[Begin Raw records]

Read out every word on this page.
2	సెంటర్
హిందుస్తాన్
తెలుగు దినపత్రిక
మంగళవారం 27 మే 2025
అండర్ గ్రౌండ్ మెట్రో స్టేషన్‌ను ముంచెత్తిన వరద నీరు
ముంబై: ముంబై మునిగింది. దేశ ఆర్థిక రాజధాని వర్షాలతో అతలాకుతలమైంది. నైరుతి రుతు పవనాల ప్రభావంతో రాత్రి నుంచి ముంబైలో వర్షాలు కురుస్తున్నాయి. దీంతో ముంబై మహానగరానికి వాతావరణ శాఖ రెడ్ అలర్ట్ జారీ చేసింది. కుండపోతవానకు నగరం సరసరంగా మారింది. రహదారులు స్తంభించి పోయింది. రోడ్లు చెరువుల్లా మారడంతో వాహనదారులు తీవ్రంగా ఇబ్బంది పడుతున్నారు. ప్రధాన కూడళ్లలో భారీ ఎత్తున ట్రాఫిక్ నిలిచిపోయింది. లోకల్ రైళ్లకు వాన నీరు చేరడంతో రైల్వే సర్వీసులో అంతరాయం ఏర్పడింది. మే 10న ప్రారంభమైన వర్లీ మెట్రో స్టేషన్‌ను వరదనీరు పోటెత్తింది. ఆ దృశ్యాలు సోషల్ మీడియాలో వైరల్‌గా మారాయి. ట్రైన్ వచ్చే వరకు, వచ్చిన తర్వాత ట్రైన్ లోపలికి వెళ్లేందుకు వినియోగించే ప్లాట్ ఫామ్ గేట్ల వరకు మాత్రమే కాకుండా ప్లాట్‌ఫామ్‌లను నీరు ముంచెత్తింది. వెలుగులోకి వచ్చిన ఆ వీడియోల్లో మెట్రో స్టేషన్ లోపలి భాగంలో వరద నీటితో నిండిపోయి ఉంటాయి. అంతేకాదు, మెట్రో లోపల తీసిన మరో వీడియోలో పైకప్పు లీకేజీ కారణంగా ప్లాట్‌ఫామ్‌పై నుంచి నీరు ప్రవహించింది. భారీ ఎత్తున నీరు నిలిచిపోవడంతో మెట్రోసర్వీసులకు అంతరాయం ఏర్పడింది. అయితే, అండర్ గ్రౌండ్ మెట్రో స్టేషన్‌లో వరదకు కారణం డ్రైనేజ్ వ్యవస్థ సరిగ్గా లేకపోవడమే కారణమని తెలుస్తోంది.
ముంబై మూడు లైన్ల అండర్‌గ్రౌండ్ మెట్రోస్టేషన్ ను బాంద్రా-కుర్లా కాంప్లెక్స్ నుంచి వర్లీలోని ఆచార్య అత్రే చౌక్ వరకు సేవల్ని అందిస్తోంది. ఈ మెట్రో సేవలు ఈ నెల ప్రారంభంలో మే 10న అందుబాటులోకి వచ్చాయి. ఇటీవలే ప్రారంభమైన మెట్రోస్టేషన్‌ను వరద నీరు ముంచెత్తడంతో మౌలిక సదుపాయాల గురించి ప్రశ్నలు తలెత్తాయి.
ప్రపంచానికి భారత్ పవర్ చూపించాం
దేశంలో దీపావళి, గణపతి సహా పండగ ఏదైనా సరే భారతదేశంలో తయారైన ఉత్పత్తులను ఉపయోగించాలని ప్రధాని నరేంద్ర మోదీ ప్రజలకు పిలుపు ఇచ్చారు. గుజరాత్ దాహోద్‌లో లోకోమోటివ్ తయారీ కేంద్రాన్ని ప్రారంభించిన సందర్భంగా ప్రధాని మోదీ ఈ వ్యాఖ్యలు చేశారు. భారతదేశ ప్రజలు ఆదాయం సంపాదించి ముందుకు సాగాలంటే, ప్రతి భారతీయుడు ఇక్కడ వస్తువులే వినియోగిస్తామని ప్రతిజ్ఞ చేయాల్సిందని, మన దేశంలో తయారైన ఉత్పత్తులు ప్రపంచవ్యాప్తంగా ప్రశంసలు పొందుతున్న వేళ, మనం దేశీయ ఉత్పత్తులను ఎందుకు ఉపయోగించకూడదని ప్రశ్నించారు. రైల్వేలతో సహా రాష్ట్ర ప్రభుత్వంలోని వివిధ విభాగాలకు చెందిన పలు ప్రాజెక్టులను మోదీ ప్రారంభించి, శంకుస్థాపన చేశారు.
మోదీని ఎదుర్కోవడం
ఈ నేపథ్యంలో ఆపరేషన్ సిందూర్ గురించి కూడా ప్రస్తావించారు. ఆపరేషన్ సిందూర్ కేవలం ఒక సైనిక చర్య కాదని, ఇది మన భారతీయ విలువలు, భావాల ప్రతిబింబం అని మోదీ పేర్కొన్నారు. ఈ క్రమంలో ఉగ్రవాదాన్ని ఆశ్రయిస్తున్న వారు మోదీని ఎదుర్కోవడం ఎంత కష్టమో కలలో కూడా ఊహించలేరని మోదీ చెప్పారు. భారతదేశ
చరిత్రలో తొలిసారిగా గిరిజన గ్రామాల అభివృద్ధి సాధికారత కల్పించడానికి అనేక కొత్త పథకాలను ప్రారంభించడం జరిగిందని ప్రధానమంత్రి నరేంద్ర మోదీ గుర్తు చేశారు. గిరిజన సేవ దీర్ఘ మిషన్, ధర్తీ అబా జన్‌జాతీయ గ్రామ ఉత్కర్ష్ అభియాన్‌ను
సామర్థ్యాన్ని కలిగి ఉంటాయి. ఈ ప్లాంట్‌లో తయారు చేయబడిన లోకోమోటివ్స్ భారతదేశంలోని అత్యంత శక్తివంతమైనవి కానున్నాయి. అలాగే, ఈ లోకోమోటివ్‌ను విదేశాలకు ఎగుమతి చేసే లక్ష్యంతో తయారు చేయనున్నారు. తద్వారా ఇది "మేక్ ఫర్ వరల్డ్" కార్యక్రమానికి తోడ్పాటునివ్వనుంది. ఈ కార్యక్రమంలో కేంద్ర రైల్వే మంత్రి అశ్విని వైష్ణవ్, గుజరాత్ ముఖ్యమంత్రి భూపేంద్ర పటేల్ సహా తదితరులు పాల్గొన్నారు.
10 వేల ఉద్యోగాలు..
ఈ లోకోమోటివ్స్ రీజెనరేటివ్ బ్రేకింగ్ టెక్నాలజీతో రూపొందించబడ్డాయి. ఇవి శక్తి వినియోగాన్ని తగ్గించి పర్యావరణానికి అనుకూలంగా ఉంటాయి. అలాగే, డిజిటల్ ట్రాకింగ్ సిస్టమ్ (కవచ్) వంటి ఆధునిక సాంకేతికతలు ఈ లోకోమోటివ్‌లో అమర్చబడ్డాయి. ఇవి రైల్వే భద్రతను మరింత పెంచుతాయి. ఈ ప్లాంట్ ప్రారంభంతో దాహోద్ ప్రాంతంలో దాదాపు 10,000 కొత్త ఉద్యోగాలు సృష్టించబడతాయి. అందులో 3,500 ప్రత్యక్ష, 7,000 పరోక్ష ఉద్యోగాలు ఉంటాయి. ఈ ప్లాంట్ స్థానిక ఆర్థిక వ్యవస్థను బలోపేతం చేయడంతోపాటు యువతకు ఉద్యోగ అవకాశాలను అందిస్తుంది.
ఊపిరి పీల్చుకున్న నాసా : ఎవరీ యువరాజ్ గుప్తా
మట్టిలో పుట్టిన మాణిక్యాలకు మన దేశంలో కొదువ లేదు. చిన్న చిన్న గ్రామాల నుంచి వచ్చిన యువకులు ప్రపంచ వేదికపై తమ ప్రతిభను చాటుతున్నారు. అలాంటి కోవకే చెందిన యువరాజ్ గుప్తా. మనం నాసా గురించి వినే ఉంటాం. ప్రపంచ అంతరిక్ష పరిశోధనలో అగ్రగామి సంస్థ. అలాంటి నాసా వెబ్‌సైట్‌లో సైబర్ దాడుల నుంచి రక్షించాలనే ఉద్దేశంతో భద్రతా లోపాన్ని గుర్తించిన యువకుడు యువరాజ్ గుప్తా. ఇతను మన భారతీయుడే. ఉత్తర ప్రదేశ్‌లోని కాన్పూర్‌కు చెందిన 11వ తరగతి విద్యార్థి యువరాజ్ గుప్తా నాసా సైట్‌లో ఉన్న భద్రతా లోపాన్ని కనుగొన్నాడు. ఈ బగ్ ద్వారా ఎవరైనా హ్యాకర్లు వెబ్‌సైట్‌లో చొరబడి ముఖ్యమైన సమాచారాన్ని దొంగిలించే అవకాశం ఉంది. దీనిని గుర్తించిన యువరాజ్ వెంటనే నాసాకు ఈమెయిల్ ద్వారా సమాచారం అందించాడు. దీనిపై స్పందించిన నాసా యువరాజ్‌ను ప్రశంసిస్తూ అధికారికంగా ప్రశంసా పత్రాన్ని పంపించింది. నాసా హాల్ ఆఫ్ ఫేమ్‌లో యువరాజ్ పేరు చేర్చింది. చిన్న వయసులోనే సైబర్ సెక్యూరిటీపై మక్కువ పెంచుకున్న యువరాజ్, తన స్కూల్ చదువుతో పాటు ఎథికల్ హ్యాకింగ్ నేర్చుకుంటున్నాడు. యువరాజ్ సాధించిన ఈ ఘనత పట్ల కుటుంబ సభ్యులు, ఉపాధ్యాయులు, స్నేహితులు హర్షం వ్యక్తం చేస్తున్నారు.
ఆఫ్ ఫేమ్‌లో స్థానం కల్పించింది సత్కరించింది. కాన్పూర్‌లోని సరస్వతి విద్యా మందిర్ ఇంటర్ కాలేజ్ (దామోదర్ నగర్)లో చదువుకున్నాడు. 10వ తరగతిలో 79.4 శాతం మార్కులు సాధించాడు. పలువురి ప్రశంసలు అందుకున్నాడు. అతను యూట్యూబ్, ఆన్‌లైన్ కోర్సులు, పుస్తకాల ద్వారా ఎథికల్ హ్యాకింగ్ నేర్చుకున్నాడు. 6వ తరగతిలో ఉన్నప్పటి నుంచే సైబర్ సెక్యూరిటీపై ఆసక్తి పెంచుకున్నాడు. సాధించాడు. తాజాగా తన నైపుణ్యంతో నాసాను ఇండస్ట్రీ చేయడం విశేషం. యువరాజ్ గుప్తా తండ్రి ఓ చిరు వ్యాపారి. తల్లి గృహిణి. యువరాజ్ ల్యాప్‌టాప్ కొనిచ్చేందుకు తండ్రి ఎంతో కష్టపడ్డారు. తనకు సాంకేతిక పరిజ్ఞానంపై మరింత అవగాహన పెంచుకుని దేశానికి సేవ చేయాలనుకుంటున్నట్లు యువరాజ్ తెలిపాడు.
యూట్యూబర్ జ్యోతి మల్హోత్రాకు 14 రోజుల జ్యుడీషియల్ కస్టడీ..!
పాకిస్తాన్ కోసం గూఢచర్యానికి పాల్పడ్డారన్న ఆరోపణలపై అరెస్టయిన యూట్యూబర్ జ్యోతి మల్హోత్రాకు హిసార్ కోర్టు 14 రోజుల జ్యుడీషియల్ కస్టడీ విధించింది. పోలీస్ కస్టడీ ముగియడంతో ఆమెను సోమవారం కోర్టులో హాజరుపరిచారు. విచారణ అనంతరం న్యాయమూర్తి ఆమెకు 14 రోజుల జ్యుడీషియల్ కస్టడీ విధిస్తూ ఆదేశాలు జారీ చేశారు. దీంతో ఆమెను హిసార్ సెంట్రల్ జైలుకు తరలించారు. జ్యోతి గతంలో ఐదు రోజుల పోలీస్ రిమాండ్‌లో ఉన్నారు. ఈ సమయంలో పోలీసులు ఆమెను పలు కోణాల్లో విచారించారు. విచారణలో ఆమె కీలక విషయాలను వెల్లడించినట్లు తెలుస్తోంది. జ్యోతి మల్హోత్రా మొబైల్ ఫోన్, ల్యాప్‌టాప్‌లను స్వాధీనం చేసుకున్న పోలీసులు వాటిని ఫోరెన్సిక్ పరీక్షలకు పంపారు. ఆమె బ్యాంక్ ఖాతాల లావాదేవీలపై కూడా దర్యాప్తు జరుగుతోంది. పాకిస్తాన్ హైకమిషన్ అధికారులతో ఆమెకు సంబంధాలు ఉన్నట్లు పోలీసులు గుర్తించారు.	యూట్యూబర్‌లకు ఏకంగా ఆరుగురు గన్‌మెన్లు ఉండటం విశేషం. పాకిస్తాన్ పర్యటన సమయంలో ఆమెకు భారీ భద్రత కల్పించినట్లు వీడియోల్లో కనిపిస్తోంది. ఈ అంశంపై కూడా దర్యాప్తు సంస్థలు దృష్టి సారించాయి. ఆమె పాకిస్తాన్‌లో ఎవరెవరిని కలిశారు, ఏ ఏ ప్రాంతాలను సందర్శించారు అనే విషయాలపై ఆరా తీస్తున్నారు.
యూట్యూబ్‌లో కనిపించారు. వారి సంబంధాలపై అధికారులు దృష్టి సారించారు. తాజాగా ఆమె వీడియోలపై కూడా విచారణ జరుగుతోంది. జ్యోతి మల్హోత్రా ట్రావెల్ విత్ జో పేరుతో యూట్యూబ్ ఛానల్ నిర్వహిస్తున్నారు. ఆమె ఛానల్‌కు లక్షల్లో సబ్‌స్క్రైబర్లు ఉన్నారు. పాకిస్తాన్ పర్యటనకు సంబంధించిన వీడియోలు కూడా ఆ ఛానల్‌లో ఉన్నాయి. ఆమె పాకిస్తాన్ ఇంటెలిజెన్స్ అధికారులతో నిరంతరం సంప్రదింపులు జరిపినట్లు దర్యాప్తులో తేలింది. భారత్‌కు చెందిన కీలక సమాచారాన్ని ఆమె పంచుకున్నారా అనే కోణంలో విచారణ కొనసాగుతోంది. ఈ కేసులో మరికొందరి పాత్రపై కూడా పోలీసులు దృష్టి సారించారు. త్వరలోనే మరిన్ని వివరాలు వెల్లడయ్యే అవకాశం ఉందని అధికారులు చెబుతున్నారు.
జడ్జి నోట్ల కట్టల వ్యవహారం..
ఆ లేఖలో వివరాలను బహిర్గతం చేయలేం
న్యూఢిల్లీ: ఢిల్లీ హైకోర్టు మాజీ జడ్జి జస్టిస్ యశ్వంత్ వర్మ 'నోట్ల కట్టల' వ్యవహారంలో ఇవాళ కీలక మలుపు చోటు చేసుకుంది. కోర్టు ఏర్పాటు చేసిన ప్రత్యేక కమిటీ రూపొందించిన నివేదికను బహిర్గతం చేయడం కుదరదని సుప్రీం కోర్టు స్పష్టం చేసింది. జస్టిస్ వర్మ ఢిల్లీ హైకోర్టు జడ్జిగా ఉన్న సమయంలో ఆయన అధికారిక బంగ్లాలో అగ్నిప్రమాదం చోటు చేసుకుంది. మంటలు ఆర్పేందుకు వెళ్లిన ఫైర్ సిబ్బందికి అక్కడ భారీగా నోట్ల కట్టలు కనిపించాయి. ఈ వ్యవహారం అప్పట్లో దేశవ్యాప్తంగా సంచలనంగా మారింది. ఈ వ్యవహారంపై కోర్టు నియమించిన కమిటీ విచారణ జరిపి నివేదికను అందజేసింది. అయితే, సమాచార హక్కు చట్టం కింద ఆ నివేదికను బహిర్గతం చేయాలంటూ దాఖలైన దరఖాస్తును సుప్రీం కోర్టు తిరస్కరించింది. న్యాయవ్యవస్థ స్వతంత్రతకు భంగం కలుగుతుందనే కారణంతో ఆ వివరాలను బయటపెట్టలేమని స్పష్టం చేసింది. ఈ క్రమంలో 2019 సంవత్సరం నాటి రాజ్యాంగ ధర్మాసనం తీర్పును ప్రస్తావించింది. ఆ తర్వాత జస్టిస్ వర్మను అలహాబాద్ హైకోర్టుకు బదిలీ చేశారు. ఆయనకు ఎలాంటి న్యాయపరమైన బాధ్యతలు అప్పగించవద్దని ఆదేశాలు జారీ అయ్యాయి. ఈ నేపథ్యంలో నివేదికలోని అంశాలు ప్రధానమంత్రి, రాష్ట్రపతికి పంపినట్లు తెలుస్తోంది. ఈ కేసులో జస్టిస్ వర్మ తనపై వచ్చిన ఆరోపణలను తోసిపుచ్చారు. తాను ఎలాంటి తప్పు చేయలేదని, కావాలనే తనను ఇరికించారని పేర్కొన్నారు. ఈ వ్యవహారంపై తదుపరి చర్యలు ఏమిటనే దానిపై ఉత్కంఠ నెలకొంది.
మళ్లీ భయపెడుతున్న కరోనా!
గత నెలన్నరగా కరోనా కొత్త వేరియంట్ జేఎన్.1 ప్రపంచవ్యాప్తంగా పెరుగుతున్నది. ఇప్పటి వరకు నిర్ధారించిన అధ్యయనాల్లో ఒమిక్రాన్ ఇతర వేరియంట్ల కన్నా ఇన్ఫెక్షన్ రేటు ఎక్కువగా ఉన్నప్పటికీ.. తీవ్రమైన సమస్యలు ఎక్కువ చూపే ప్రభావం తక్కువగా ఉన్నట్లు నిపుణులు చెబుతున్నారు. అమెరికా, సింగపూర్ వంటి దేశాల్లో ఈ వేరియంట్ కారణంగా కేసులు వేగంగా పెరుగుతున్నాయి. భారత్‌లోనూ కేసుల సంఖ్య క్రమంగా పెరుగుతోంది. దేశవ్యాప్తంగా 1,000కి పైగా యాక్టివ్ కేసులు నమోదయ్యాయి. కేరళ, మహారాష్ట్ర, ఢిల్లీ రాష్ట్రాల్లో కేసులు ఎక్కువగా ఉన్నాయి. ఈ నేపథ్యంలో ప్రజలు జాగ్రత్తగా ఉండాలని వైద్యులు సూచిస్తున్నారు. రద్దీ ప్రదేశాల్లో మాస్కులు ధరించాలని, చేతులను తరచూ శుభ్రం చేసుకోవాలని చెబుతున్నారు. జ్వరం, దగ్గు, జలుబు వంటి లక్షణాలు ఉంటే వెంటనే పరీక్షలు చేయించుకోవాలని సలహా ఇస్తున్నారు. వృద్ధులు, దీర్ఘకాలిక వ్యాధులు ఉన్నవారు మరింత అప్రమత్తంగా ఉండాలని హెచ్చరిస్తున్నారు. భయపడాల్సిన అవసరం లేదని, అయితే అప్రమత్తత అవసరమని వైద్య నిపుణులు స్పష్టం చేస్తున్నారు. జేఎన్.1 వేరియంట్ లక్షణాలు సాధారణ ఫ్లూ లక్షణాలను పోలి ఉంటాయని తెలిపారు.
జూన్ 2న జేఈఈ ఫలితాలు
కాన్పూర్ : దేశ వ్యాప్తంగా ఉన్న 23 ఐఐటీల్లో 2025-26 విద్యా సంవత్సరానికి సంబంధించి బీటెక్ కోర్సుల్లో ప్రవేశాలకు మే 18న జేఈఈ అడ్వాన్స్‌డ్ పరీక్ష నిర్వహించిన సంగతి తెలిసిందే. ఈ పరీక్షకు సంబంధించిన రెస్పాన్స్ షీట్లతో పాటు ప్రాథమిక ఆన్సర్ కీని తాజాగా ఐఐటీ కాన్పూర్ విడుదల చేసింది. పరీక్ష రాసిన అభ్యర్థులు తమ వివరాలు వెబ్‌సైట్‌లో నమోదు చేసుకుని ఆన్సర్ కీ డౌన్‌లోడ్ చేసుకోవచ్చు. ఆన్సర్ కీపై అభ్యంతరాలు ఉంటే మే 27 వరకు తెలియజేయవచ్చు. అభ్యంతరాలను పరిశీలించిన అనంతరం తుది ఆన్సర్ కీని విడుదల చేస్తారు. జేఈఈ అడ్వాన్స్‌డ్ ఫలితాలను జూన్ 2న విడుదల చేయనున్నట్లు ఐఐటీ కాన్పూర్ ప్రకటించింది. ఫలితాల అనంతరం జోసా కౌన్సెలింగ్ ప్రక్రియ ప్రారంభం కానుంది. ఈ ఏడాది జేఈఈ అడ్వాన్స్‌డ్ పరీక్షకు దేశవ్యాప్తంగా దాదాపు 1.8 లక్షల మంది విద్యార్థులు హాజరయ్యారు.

[End Raw records]

# Your task:
Copy every line of the records above that contains "తరగత".

# The result:
మట్టిలో పుట్టిన మాణిక్యాలకు మన దేశంలో కొదువ లేదు. చిన్న చిన్న గ్రామాల నుంచి వచ్చిన యువకులు ప్రపంచ వేదికపై తమ ప్రతిభను చాటుతున్నారు. అలాంటి కోవకే చెందిన యువరాజ్ గుప్తా. మనం నాసా గురించి వినే ఉంటాం. ప్రపంచ అంతరిక్ష పరిశోధనలో అగ్రగామి సంస్థ. అలాంటి నాసా వెబ్‌సైట్‌లో సైబర్ దాడుల నుంచి రక్షించాలనే ఉద్దేశంతో భద్రతా లోపాన్ని గుర్తించిన యువకుడు యువరాజ్ గుప్తా. ఇతను మన భారతీయుడే. ఉత్తర ప్రదేశ్‌లోని కాన్పూర్‌కు చెందిన 11వ తరగతి విద్యార్థి యువరాజ్ గుప్తా నాసా సైట్‌లో ఉన్న భద్రతా లోపాన్ని కనుగొన్నాడు. ఈ బగ్ ద్వారా ఎవరైనా హ్యాకర్లు వెబ్‌సైట్‌లో చొరబడి ముఖ్యమైన సమాచారాన్ని దొంగిలించే అవకాశం ఉంది. దీనిని గుర్తించిన యువరాజ్ వెంటనే నాసాకు ఈమెయిల్ ద్వారా సమాచారం అందించాడు. దీనిపై స్పందించిన నాసా యువరాజ్‌ను ప్రశంసిస్తూ అధికారికంగా ప్రశంసా పత్రాన్ని పంపించింది. నాసా హాల్ ఆఫ్ ఫేమ్‌లో యువరాజ్ పేరు చేర్చింది. చిన్న వయసులోనే సైబర్ సెక్యూరిటీపై మక్కువ పెంచుకున్న యువరాజ్, తన స్కూల్ చదువుతో పాటు ఎథికల్ హ్యాకింగ్ నేర్చుకుంటున్నాడు. యువరాజ్ సాధించిన ఈ ఘనత పట్ల కుటుంబ సభ్యులు, ఉపాధ్యాయులు, స్నేహితులు హర్షం వ్యక్తం చేస్తున్నారు.
ఆఫ్ ఫేమ్‌లో స్థానం కల్పించింది సత్కరించింది. కాన్పూర్‌లోని సరస్వతి విద్యా మందిర్ ఇంటర్ కాలేజ్ (దామోదర్ నగర్)లో చదువుకున్నాడు. 10వ తరగతిలో 79.4 శాతం మార్కులు సాధించాడు. పలువురి ప్రశంసలు అందుకున్నాడు. అతను యూట్యూబ్, ఆన్‌లైన్ కోర్సులు, పుస్తకాల ద్వారా ఎథికల్ హ్యాకింగ్ నేర్చుకున్నాడు. 6వ తరగతిలో ఉన్నప్పటి నుంచే సైబర్ సెక్యూరిటీపై ఆసక్తి పెంచుకున్నాడు. సాధించాడు. తాజాగా తన నైపుణ్యంతో నాసాను ఇండస్ట్రీ చేయడం విశేషం. యువరాజ్ గుప్తా తండ్రి ఓ చిరు వ్యాపారి. తల్లి గృహిణి. యువరాజ్ ల్యాప్‌టాప్ కొనిచ్చేందుకు తండ్రి ఎంతో కష్టపడ్డారు. తనకు సాంకేతిక పరిజ్ఞానంపై మరింత అవగాహన పెంచుకుని దేశానికి సేవ చేయాలనుకుంటున్నట్లు యువరాజ్ తెలిపాడు.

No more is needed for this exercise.